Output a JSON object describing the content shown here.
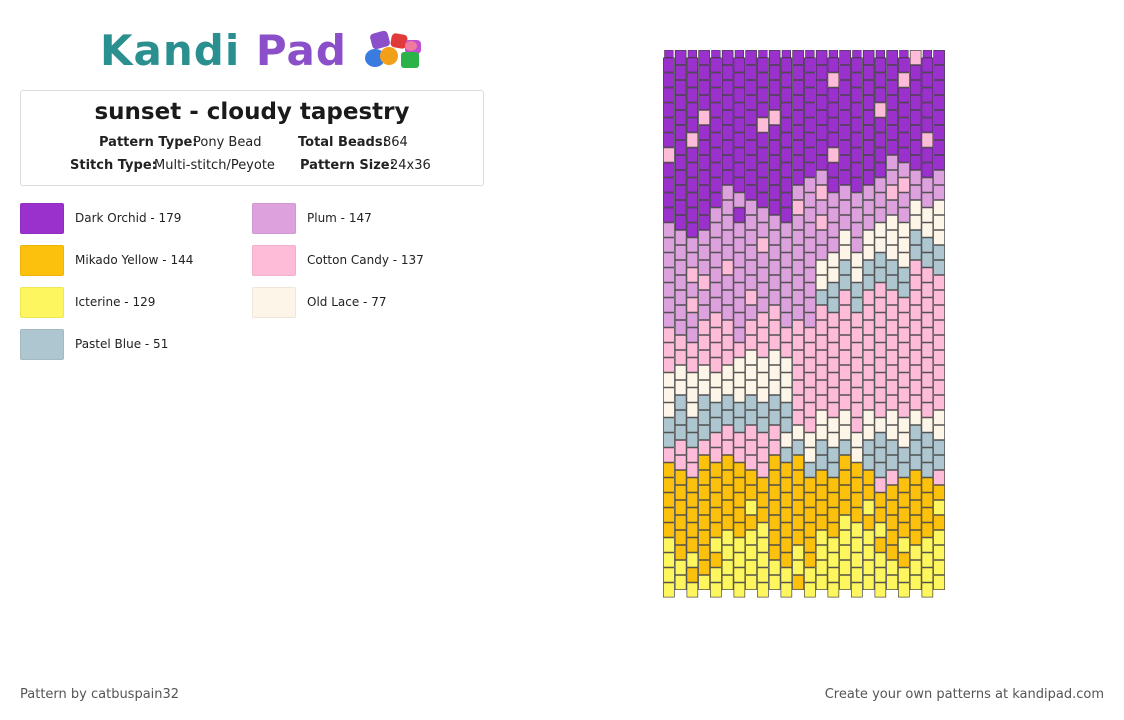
{
  "brand": {
    "part1": "Kandi",
    "part2": "Pad",
    "logo_icon": "bead-cluster-icon"
  },
  "pattern": {
    "title": "sunset - cloudy tapestry",
    "type_label": "Pattern Type:",
    "type_value": "Pony Bead",
    "beads_label": "Total Beads:",
    "beads_value": "864",
    "stitch_label": "Stitch Type:",
    "stitch_value": "Multi-stitch/Peyote",
    "size_label": "Pattern Size:",
    "size_value": "24x36",
    "columns": 24,
    "rows": 36
  },
  "legend": [
    {
      "name": "Dark Orchid - 179",
      "color": "#9a31cc"
    },
    {
      "name": "Plum - 147",
      "color": "#dda1dd"
    },
    {
      "name": "Mikado Yellow - 144",
      "color": "#fcc10d"
    },
    {
      "name": "Cotton Candy - 137",
      "color": "#ffbcd9"
    },
    {
      "name": "Icterine - 129",
      "color": "#fdf65e"
    },
    {
      "name": "Old Lace - 77",
      "color": "#fdf5e7"
    },
    {
      "name": "Pastel Blue - 51",
      "color": "#aec6cf"
    }
  ],
  "footer": {
    "author": "Pattern by catbuspain32",
    "cta": "Create your own patterns at kandipad.com"
  }
}
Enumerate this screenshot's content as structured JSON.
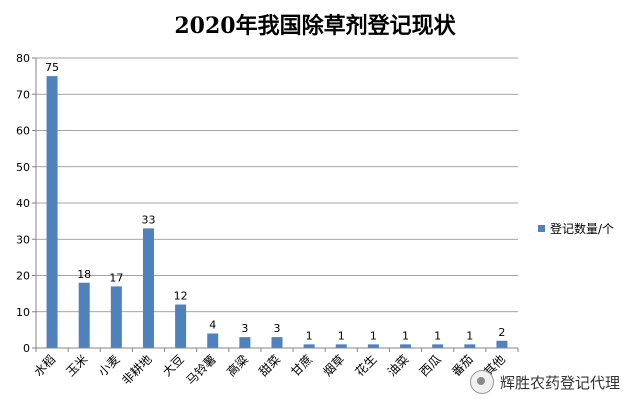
{
  "chart_data": {
    "type": "bar",
    "title": "2020年我国除草剂登记现状",
    "categories": [
      "水稻",
      "玉米",
      "小麦",
      "非耕地",
      "大豆",
      "马铃薯",
      "高粱",
      "甜菜",
      "甘蔗",
      "烟草",
      "花生",
      "油菜",
      "西瓜",
      "番茄",
      "其他"
    ],
    "series": [
      {
        "name": "登记数量/个",
        "values": [
          75,
          18,
          17,
          33,
          12,
          4,
          3,
          3,
          1,
          1,
          1,
          1,
          1,
          1,
          2
        ],
        "color": "#4f81bd"
      }
    ],
    "ylim": [
      0,
      80
    ],
    "yticks": [
      0,
      10,
      20,
      30,
      40,
      50,
      60,
      70,
      80
    ],
    "grid": true,
    "legend_position": "right"
  },
  "watermark": {
    "text": "辉胜农药登记代理"
  }
}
^^^^^^^^
• [Directions]
Pictures stay out; reproduce every line of the records exactly.

• [Answer to this task]
Output a JSON object describing the content shown here.
{
  "brand": {
    "part1": "Kandi",
    "part2": "Pad",
    "logo_icon": "bead-cluster-icon"
  },
  "pattern": {
    "title": "sunset - cloudy tapestry",
    "type_label": "Pattern Type:",
    "type_value": "Pony Bead",
    "beads_label": "Total Beads:",
    "beads_value": "864",
    "stitch_label": "Stitch Type:",
    "stitch_value": "Multi-stitch/Peyote",
    "size_label": "Pattern Size:",
    "size_value": "24x36",
    "columns": 24,
    "rows": 36
  },
  "legend": [
    {
      "name": "Dark Orchid - 179",
      "color": "#9a31cc"
    },
    {
      "name": "Plum - 147",
      "color": "#dda1dd"
    },
    {
      "name": "Mikado Yellow - 144",
      "color": "#fcc10d"
    },
    {
      "name": "Cotton Candy - 137",
      "color": "#ffbcd9"
    },
    {
      "name": "Icterine - 129",
      "color": "#fdf65e"
    },
    {
      "name": "Old Lace - 77",
      "color": "#fdf5e7"
    },
    {
      "name": "Pastel Blue - 51",
      "color": "#aec6cf"
    }
  ],
  "footer": {
    "author": "Pattern by catbuspain32",
    "cta": "Create your own patterns at kandipad.com"
  }
}
Enumerate this screenshot's content as structured JSON.
{
  "chart_data": {
    "type": "bar",
    "title": "2020年我国除草剂登记现状",
    "categories": [
      "水稻",
      "玉米",
      "小麦",
      "非耕地",
      "大豆",
      "马铃薯",
      "高粱",
      "甜菜",
      "甘蔗",
      "烟草",
      "花生",
      "油菜",
      "西瓜",
      "番茄",
      "其他"
    ],
    "series": [
      {
        "name": "登记数量/个",
        "values": [
          75,
          18,
          17,
          33,
          12,
          4,
          3,
          3,
          1,
          1,
          1,
          1,
          1,
          1,
          2
        ],
        "color": "#4f81bd"
      }
    ],
    "ylim": [
      0,
      80
    ],
    "yticks": [
      0,
      10,
      20,
      30,
      40,
      50,
      60,
      70,
      80
    ],
    "grid": true,
    "legend_position": "right"
  },
  "watermark": {
    "text": "辉胜农药登记代理"
  }
}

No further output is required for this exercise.